◆ Direction: Keep only those lines of the records that include the string "habet".

===== Dataset excerpts =====

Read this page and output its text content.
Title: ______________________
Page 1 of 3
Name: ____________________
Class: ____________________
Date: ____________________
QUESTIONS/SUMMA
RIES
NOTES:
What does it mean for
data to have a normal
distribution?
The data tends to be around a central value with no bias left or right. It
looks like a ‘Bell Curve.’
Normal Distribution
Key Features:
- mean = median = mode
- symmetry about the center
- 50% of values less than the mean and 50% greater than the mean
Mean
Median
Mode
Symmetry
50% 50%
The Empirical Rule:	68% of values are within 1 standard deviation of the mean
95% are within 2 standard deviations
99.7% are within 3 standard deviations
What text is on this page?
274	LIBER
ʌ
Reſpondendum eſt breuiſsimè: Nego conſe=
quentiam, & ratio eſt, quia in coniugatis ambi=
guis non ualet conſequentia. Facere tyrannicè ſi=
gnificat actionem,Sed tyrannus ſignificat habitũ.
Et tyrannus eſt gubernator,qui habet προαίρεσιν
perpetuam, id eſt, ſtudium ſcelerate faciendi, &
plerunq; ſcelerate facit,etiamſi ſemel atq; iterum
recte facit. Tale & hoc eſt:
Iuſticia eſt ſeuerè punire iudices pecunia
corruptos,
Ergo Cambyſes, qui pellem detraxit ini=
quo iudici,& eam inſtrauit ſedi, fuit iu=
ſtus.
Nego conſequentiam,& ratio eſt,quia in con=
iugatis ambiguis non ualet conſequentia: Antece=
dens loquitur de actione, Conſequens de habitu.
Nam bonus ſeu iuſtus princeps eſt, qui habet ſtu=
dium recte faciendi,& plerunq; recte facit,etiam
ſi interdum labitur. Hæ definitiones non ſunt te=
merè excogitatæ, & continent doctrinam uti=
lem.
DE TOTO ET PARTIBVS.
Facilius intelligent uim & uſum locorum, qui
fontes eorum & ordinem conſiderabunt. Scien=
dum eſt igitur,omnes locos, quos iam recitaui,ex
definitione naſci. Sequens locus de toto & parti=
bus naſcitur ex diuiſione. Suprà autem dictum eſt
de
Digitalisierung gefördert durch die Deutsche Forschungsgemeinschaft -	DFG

=====

◆ Response:
Et tyrannus eſt gubernator,qui habet προαίρεσιν
Nam bonus ſeu iuſtus princeps eſt, qui habet ſtu=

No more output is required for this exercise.